Given exercise
Reproduce all of the records exactly.

= = = = = = =

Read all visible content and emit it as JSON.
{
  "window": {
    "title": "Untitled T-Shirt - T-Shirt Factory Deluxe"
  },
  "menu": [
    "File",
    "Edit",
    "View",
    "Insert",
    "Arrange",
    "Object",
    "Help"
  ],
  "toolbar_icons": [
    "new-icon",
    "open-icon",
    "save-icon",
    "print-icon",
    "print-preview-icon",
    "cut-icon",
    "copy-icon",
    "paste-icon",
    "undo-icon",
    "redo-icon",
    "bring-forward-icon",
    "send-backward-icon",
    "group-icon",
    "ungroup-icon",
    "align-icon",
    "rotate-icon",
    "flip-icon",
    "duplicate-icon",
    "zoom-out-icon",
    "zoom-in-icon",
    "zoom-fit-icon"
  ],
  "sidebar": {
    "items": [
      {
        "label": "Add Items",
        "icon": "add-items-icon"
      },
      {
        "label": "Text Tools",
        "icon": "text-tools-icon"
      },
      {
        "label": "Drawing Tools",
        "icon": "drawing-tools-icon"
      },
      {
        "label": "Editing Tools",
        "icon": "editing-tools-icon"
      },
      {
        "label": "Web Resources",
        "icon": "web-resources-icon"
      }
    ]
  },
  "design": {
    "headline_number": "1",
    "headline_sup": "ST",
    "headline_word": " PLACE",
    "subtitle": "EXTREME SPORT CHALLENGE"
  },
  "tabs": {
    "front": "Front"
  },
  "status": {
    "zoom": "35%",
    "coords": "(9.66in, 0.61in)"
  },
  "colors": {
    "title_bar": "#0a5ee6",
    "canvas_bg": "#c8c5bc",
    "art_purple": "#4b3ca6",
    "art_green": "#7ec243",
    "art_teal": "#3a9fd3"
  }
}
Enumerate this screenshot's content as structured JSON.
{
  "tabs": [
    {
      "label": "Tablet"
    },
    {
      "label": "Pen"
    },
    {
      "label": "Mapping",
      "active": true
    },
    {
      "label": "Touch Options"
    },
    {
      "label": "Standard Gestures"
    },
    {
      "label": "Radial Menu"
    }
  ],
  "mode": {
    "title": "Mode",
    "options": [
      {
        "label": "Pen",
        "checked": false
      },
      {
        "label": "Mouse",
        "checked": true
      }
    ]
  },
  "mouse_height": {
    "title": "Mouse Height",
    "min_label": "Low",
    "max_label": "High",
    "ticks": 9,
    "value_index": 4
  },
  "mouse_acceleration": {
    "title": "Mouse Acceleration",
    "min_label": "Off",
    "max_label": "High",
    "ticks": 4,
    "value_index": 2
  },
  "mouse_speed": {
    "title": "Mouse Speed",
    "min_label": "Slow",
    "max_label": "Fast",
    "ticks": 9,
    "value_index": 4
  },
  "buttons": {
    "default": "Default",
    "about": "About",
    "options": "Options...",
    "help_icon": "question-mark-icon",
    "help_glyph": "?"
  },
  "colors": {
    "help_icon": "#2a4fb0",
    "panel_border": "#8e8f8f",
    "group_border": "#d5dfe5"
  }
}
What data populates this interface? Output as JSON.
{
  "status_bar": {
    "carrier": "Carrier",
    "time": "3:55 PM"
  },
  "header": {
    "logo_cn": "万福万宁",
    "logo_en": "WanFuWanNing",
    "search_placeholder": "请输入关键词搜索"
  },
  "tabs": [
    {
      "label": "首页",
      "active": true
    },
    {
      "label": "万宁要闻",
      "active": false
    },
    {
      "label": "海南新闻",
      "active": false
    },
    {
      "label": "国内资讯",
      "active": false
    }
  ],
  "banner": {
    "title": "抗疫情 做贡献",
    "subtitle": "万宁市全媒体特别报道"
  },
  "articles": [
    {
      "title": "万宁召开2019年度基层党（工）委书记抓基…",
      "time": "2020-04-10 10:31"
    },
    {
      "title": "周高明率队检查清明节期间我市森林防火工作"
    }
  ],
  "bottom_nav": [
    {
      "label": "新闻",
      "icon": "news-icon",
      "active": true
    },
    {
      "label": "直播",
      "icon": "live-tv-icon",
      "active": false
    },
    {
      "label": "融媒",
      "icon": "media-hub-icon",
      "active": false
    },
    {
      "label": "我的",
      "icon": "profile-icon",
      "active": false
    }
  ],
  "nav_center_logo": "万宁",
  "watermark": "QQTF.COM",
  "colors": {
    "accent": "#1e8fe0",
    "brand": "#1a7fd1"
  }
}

= = = = = = =

Output of the exercise
Read all visible content and emit it as JSON.
{
  "window": {
    "title": "Untitled T-Shirt - T-Shirt Factory Deluxe"
  },
  "menu": [
    "File",
    "Edit",
    "View",
    "Insert",
    "Arrange",
    "Object",
    "Help"
  ],
  "toolbar_icons": [
    "new-icon",
    "open-icon",
    "save-icon",
    "print-icon",
    "print-preview-icon",
    "cut-icon",
    "copy-icon",
    "paste-icon",
    "undo-icon",
    "redo-icon",
    "bring-forward-icon",
    "send-backward-icon",
    "group-icon",
    "ungroup-icon",
    "align-icon",
    "rotate-icon",
    "flip-icon",
    "duplicate-icon",
    "zoom-out-icon",
    "zoom-in-icon",
    "zoom-fit-icon"
  ],
  "sidebar": {
    "items": [
      {
        "label": "Add Items",
        "icon": "add-items-icon"
      },
      {
        "label": "Text Tools",
        "icon": "text-tools-icon"
      },
      {
        "label": "Drawing Tools",
        "icon": "drawing-tools-icon"
      },
      {
        "label": "Editing Tools",
        "icon": "editing-tools-icon"
      },
      {
        "label": "Web Resources",
        "icon": "web-resources-icon"
      }
    ]
  },
  "design": {
    "headline_number": "1",
    "headline_sup": "ST",
    "headline_word": " PLACE",
    "subtitle": "EXTREME SPORT CHALLENGE"
  },
  "tabs": {
    "front": "Front"
  },
  "status": {
    "zoom": "35%",
    "coords": "(9.66in, 0.61in)"
  },
  "colors": {
    "title_bar": "#0a5ee6",
    "canvas_bg": "#c8c5bc",
    "art_purple": "#4b3ca6",
    "art_green": "#7ec243",
    "art_teal": "#3a9fd3"
  }
}
Enumerate this screenshot's content as structured JSON.
{
  "tabs": [
    {
      "label": "Tablet"
    },
    {
      "label": "Pen"
    },
    {
      "label": "Mapping",
      "active": true
    },
    {
      "label": "Touch Options"
    },
    {
      "label": "Standard Gestures"
    },
    {
      "label": "Radial Menu"
    }
  ],
  "mode": {
    "title": "Mode",
    "options": [
      {
        "label": "Pen",
        "checked": false
      },
      {
        "label": "Mouse",
        "checked": true
      }
    ]
  },
  "mouse_height": {
    "title": "Mouse Height",
    "min_label": "Low",
    "max_label": "High",
    "ticks": 9,
    "value_index": 4
  },
  "mouse_acceleration": {
    "title": "Mouse Acceleration",
    "min_label": "Off",
    "max_label": "High",
    "ticks": 4,
    "value_index": 2
  },
  "mouse_speed": {
    "title": "Mouse Speed",
    "min_label": "Slow",
    "max_label": "Fast",
    "ticks": 9,
    "value_index": 4
  },
  "buttons": {
    "default": "Default",
    "about": "About",
    "options": "Options...",
    "help_icon": "question-mark-icon",
    "help_glyph": "?"
  },
  "colors": {
    "help_icon": "#2a4fb0",
    "panel_border": "#8e8f8f",
    "group_border": "#d5dfe5"
  }
}
What data populates this interface? Output as JSON.
{
  "status_bar": {
    "carrier": "Carrier",
    "time": "3:55 PM"
  },
  "header": {
    "logo_cn": "万福万宁",
    "logo_en": "WanFuWanNing",
    "search_placeholder": "请输入关键词搜索"
  },
  "tabs": [
    {
      "label": "首页",
      "active": true
    },
    {
      "label": "万宁要闻",
      "active": false
    },
    {
      "label": "海南新闻",
      "active": false
    },
    {
      "label": "国内资讯",
      "active": false
    }
  ],
  "banner": {
    "title": "抗疫情 做贡献",
    "subtitle": "万宁市全媒体特别报道"
  },
  "articles": [
    {
      "title": "万宁召开2019年度基层党（工）委书记抓基…",
      "time": "2020-04-10 10:31"
    },
    {
      "title": "周高明率队检查清明节期间我市森林防火工作"
    }
  ],
  "bottom_nav": [
    {
      "label": "新闻",
      "icon": "news-icon",
      "active": true
    },
    {
      "label": "直播",
      "icon": "live-tv-icon",
      "active": false
    },
    {
      "label": "融媒",
      "icon": "media-hub-icon",
      "active": false
    },
    {
      "label": "我的",
      "icon": "profile-icon",
      "active": false
    }
  ],
  "nav_center_logo": "万宁",
  "watermark": "QQTF.COM",
  "colors": {
    "accent": "#1e8fe0",
    "brand": "#1a7fd1"
  }
}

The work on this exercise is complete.